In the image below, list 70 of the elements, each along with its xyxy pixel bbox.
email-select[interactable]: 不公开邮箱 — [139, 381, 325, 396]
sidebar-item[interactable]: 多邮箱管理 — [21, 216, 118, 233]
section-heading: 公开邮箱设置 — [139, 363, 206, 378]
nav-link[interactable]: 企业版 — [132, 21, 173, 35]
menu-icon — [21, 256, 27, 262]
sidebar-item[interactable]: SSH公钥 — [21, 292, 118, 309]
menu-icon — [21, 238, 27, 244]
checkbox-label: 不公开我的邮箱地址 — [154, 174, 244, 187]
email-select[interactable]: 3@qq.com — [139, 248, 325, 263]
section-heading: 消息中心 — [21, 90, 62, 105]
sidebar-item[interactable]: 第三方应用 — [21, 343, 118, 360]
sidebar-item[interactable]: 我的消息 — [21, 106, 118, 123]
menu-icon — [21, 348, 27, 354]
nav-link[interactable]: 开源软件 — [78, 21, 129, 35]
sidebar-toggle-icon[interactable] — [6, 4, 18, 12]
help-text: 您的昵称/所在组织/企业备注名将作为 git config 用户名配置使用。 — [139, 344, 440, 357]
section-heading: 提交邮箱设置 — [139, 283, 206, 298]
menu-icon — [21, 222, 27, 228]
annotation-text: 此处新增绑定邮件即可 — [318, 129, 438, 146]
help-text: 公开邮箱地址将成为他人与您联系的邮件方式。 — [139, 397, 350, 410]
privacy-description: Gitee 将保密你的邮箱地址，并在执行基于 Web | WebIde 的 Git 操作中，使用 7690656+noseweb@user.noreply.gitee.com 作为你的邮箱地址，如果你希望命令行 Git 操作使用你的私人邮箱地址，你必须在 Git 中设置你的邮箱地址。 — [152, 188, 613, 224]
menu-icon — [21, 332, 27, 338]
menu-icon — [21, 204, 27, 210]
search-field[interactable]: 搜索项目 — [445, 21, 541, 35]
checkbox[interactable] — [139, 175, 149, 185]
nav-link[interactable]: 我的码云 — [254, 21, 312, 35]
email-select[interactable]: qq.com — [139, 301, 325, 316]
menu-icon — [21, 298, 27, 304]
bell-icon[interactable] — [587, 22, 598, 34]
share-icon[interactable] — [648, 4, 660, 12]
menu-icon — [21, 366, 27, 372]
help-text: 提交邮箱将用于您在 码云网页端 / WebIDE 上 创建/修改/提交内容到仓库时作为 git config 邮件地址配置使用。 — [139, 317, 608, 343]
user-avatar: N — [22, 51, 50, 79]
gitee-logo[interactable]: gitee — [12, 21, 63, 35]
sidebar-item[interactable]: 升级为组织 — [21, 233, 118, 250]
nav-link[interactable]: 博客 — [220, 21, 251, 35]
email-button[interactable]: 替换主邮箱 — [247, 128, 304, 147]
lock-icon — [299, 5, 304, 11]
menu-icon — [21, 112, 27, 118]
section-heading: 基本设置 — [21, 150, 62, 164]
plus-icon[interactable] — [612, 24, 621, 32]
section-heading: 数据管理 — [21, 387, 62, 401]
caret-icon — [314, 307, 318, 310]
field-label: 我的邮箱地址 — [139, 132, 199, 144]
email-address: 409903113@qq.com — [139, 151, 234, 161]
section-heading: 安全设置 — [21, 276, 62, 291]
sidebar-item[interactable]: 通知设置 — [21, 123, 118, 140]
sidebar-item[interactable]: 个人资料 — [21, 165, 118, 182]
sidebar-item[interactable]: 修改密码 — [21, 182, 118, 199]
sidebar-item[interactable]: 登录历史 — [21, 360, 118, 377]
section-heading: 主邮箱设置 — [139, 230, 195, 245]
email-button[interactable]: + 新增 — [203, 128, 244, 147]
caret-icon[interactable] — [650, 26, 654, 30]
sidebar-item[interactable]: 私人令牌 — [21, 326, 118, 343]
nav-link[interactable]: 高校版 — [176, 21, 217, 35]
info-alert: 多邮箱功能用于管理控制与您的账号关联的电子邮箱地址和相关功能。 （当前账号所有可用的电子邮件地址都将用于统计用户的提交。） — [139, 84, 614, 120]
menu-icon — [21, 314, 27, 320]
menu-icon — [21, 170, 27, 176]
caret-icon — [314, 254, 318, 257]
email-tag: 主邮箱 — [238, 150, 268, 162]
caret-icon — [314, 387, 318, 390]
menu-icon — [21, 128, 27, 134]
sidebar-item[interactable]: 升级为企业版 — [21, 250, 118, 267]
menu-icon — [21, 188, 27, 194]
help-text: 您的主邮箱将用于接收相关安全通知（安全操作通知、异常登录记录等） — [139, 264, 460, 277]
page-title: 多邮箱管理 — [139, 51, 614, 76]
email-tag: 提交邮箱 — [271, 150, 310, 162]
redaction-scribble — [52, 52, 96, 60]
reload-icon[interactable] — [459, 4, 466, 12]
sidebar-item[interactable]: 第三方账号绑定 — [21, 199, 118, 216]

★ ★ ★ ★

● **THE EXERCISE**:
Rewrite the items above with every "menu-icon" changed to "list-icon" and all other text left untouched.

● **EXERCISE OUTPUT**:
In the image below, list 70 of the elements, each along with its xyxy pixel bbox.
email-select[interactable]: 不公开邮箱 — [139, 381, 325, 396]
sidebar-item[interactable]: 多邮箱管理 — [21, 216, 118, 233]
section-heading: 公开邮箱设置 — [139, 363, 206, 378]
nav-link[interactable]: 企业版 — [132, 21, 173, 35]
list-icon — [21, 256, 27, 262]
sidebar-item[interactable]: SSH公钥 — [21, 292, 118, 309]
list-icon — [21, 238, 27, 244]
checkbox-label: 不公开我的邮箱地址 — [154, 174, 244, 187]
email-select[interactable]: 3@qq.com — [139, 248, 325, 263]
section-heading: 消息中心 — [21, 90, 62, 105]
sidebar-item[interactable]: 第三方应用 — [21, 343, 118, 360]
sidebar-item[interactable]: 我的消息 — [21, 106, 118, 123]
list-icon — [21, 348, 27, 354]
nav-link[interactable]: 开源软件 — [78, 21, 129, 35]
sidebar-toggle-icon[interactable] — [6, 4, 18, 12]
help-text: 您的昵称/所在组织/企业备注名将作为 git config 用户名配置使用。 — [139, 344, 440, 357]
section-heading: 提交邮箱设置 — [139, 283, 206, 298]
list-icon — [21, 222, 27, 228]
annotation-text: 此处新增绑定邮件即可 — [318, 129, 438, 146]
help-text: 公开邮箱地址将成为他人与您联系的邮件方式。 — [139, 397, 350, 410]
privacy-description: Gitee 将保密你的邮箱地址，并在执行基于 Web | WebIde 的 Git 操作中，使用 7690656+noseweb@user.noreply.gitee.com 作为你的邮箱地址，如果你希望命令行 Git 操作使用你的私人邮箱地址，你必须在 Git 中设置你的邮箱地址。 — [152, 188, 613, 224]
list-icon — [21, 332, 27, 338]
list-icon — [21, 204, 27, 210]
search-field[interactable]: 搜索项目 — [445, 21, 541, 35]
checkbox[interactable] — [139, 175, 149, 185]
nav-link[interactable]: 我的码云 — [254, 21, 312, 35]
email-select[interactable]: qq.com — [139, 301, 325, 316]
list-icon — [21, 298, 27, 304]
bell-icon[interactable] — [587, 22, 598, 34]
share-icon[interactable] — [648, 4, 660, 12]
list-icon — [21, 366, 27, 372]
help-text: 提交邮箱将用于您在 码云网页端 / WebIDE 上 创建/修改/提交内容到仓库时作为 git config 邮件地址配置使用。 — [139, 317, 608, 343]
user-avatar: N — [22, 51, 50, 79]
gitee-logo[interactable]: gitee — [12, 21, 63, 35]
sidebar-item[interactable]: 升级为组织 — [21, 233, 118, 250]
nav-link[interactable]: 博客 — [220, 21, 251, 35]
email-button[interactable]: 替换主邮箱 — [247, 128, 304, 147]
lock-icon — [299, 5, 304, 11]
list-icon — [21, 112, 27, 118]
section-heading: 基本设置 — [21, 150, 62, 164]
plus-icon[interactable] — [612, 24, 621, 32]
section-heading: 数据管理 — [21, 387, 62, 401]
caret-icon — [314, 307, 318, 310]
field-label: 我的邮箱地址 — [139, 132, 199, 144]
email-address: 409903113@qq.com — [139, 151, 234, 161]
section-heading: 安全设置 — [21, 276, 62, 291]
sidebar-item[interactable]: 通知设置 — [21, 123, 118, 140]
sidebar-item[interactable]: 个人资料 — [21, 165, 118, 182]
sidebar-item[interactable]: 修改密码 — [21, 182, 118, 199]
sidebar-item[interactable]: 登录历史 — [21, 360, 118, 377]
section-heading: 主邮箱设置 — [139, 230, 195, 245]
email-button[interactable]: + 新增 — [203, 128, 244, 147]
caret-icon[interactable] — [650, 26, 654, 30]
sidebar-item[interactable]: 私人令牌 — [21, 326, 118, 343]
nav-link[interactable]: 高校版 — [176, 21, 217, 35]
info-alert: 多邮箱功能用于管理控制与您的账号关联的电子邮箱地址和相关功能。 （当前账号所有可用的电子邮件地址都将用于统计用户的提交。） — [139, 84, 614, 120]
list-icon — [21, 314, 27, 320]
list-icon — [21, 170, 27, 176]
caret-icon — [314, 254, 318, 257]
email-tag: 主邮箱 — [238, 150, 268, 162]
caret-icon — [314, 387, 318, 390]
list-icon — [21, 128, 27, 134]
sidebar-item[interactable]: 升级为企业版 — [21, 250, 118, 267]
list-icon — [21, 188, 27, 194]
help-text: 您的主邮箱将用于接收相关安全通知（安全操作通知、异常登录记录等） — [139, 264, 460, 277]
page-title: 多邮箱管理 — [139, 51, 614, 76]
email-tag: 提交邮箱 — [271, 150, 310, 162]
redaction-scribble — [52, 52, 96, 60]
reload-icon[interactable] — [459, 4, 466, 12]
sidebar-item[interactable]: 第三方账号绑定 — [21, 199, 118, 216]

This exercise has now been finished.